Problem description -> Check each line of the listing below for the word "category" and say how many lines have it. Nothing else should be written.
** begin Excerpted data **
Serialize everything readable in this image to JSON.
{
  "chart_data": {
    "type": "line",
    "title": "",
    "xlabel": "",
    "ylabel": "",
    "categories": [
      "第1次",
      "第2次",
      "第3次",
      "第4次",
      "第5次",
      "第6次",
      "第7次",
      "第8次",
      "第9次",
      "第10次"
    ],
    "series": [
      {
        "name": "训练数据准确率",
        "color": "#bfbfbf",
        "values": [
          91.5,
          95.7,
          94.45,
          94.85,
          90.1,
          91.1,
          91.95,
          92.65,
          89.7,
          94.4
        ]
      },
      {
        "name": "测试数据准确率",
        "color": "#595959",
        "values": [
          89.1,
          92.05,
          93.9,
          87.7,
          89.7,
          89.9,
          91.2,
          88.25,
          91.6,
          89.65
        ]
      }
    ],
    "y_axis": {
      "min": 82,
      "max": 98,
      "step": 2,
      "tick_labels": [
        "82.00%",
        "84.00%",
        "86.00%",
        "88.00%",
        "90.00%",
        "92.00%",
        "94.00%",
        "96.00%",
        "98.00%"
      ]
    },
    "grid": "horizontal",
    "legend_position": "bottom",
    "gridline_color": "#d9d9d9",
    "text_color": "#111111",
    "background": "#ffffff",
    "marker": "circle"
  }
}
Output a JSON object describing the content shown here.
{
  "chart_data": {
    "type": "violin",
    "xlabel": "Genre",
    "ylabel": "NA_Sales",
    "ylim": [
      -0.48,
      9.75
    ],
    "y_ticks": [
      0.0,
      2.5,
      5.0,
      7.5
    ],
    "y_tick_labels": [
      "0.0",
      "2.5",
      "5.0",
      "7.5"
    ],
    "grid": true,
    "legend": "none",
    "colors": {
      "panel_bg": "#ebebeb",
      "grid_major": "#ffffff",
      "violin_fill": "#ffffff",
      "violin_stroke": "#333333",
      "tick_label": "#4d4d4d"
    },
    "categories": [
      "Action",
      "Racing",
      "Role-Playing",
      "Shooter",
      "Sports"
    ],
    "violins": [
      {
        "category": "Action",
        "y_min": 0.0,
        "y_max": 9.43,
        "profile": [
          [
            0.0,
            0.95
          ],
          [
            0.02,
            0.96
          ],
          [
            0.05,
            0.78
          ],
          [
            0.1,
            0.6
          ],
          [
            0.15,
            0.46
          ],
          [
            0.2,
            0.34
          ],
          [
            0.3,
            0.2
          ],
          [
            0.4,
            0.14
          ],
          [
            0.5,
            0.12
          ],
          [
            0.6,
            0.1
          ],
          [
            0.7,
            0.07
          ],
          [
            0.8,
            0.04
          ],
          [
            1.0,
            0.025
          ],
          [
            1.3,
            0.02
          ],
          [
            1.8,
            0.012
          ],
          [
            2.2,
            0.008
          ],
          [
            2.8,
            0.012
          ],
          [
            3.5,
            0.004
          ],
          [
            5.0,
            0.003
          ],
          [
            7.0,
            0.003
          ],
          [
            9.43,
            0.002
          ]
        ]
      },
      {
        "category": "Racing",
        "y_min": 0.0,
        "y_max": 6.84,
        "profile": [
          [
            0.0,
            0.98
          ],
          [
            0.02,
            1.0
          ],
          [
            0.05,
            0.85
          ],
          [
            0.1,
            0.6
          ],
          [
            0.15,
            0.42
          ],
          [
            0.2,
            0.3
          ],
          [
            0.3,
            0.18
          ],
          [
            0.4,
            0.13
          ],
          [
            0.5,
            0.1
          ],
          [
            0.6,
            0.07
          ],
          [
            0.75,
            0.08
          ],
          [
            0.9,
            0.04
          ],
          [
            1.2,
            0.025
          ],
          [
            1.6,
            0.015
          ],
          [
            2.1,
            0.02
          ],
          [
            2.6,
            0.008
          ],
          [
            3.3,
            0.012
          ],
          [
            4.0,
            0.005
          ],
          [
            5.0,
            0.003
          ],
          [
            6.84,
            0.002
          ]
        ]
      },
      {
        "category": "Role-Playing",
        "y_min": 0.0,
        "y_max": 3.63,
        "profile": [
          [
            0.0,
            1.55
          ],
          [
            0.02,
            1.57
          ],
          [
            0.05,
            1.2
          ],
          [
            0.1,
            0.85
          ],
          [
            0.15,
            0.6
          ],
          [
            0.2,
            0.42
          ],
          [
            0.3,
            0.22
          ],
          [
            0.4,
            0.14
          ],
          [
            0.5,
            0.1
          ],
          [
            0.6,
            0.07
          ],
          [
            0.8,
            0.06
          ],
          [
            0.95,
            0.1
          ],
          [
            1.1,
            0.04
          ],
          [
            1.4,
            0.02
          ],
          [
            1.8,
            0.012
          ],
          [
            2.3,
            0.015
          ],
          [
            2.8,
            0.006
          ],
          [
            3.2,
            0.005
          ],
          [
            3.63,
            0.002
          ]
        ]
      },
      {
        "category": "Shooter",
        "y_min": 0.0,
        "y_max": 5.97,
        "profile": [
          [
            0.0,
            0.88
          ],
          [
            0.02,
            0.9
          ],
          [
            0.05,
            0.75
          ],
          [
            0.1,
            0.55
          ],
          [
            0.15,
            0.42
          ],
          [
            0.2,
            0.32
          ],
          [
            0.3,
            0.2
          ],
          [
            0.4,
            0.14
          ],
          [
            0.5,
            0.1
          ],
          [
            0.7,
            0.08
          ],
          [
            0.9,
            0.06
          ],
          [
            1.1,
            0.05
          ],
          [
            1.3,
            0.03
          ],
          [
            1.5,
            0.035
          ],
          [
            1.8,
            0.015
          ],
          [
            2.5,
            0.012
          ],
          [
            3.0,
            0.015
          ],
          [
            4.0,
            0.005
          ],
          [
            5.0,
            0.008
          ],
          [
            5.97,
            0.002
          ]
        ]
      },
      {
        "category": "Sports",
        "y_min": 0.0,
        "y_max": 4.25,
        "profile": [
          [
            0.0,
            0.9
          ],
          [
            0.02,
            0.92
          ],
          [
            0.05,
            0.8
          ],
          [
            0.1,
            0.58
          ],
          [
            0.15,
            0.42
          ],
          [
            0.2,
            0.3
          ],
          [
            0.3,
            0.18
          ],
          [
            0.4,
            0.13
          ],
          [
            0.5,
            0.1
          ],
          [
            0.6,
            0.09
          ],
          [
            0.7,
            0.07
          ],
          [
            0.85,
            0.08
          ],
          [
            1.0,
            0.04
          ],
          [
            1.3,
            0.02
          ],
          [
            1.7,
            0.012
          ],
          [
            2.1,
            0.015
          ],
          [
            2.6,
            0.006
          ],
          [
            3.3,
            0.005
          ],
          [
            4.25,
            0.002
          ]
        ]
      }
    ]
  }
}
** end Excerpted data **
The output -> 5